> TEXT:
┄┄┄┄┄┄
# Foundation nuc frames to foundationless



## chemist20 (Oct 24, 2010)

I am starting my first couple of hives next spring 2011 and will be purchasing two 5-frame nucs from a local beekeeper.

I am wanting to strictly use the foundationless frames but the nucs will be on the traditional wax foundation style frames. 

How do I go about getting the bees to regress back to the natural way of drawing out there own comb with these foundation frames in the hives starting out?

Do I put these 5-frames in the hives and place the foundationless frames around them? 

Any info would be greatly appreciated.


----------



## Grant (Jun 12, 2004)

Easiest way is to alternate old, wax foundation frames with new foundationless frames in the new hive body.

My first year I tried five frame nucs. I left the five old frames together and set two plastic foundation frames on one side, three on the other. The bees never broke from the five frame nuc frames and it was a recipe for swarming. Additionally, I thought more of the plastic foundation than they did!

By alternating new and old, undrawn and drawn frames, you'll get the bees to draw out the foundationless frames and they'll be as straight as an arrow. Then, as time goes by, you can pull out those old frames and replace them with foundationless. But there are a couple of tricks to get all the brood hatched from them.

Grant
Jackson, MO http://maxhoney.homestead.com


.


----------



## chemist20 (Oct 24, 2010)

Thanks for the reply. 

Usually from what I read and hear is with nucs you should place them in the hive body in the order they are in the nuc. But it would be better to alternate one of the nuc frames with a foundationless frame when I start the hives. 

So it would go foundationless, nuc frame, foundationless, etc. across the hive body. 

This would regress the bees back to the natural way? 

Thanks. Seems like it would work well.


----------



## waynesgarden (Jan 3, 2009)
┄┄┄┄┄┄
> DATA PROVIDED:
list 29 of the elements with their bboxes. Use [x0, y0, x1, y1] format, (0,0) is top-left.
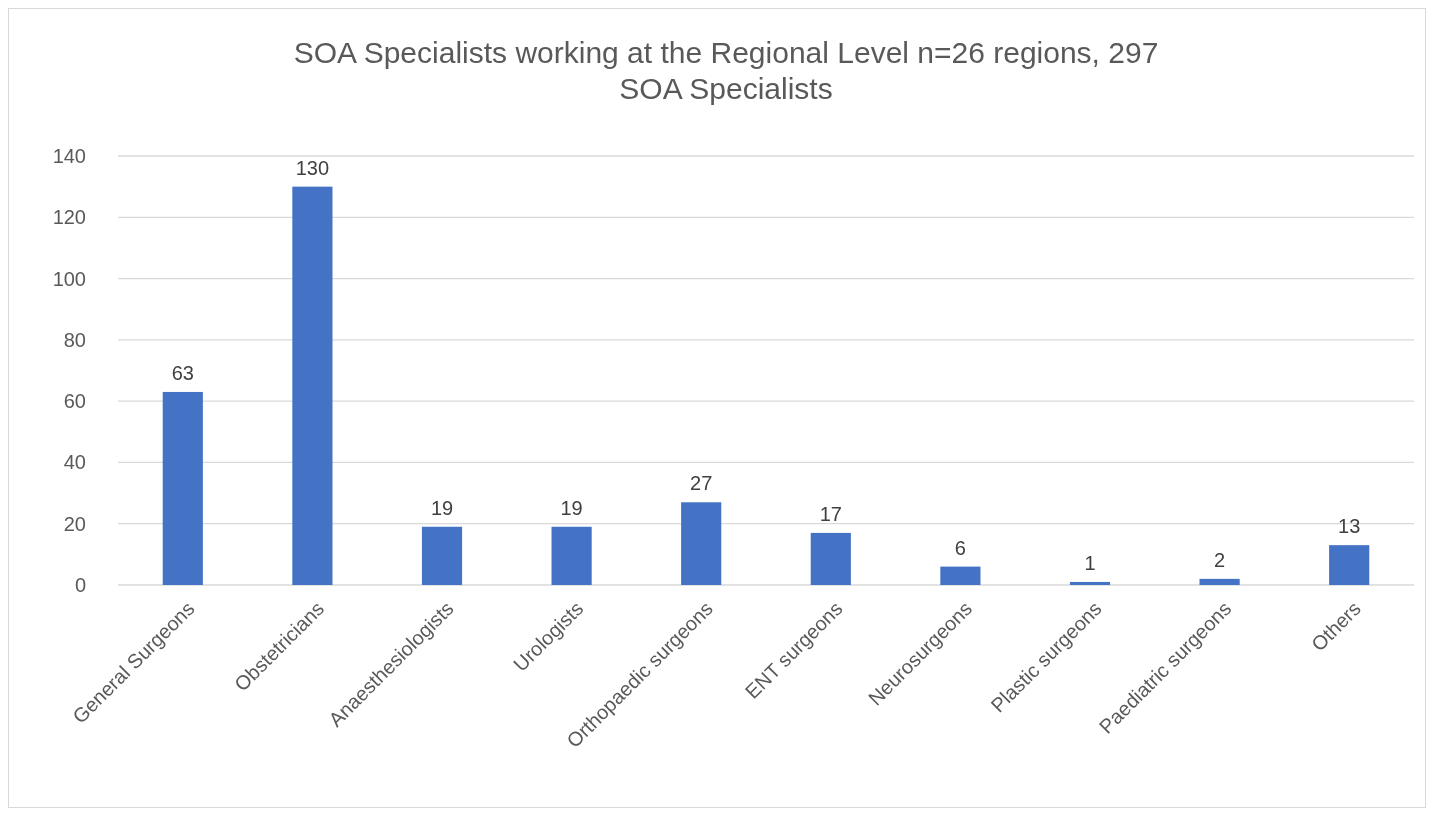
┄┄┄┄┄┄
> WRITTEN TASKS:
a - List every distinct username that heads a post in the beekeeping thread.
b - Write the next part of the beekeeping thread on moving from foundation to foundationless frames, picking up after its final line.
The lines above come from a separate source and are unrelated to the beekeeping thread.

> TASK RESULTS:
a - chemist20, Grant, waynesgarden

b -
You are talking about two processes, converting to foundationless and regressing bees to small cell. Grant gave you a good way to convert to foundationless, but it will not help in your goal to regress to small cell. Placing foundationless frames next to frames with large-cell comb does not guarantee the bees will not simply continue to build the comb size they are accustomed to.

Read some of Dee Lusby's writings here about regressing (retrogressing.)

I've heard her describe her method of shaking all the bees off the existing combs and letting them start over, often several times, until the succeding generations have regressed in cell size.

Wayne


----------



## chemist20 (Oct 24, 2010)

I've emailed Michael Bush and he stated

"Feed the foundationless in one frame at a time. You can put one in the
middle of the brood nest and one on each edge of the brood nest. Any
more in the middle will stress them too much."

"Work those large cell frames to the outside (mark them) and pull them
eventually when you have a hive on the upswing (a flow and a build up of
population) and they are not full of brood."

Seems like a logical approach. I'll read the articles from Ed and Dee Lusby to compare their methods. Thanks for all the help and suggestion.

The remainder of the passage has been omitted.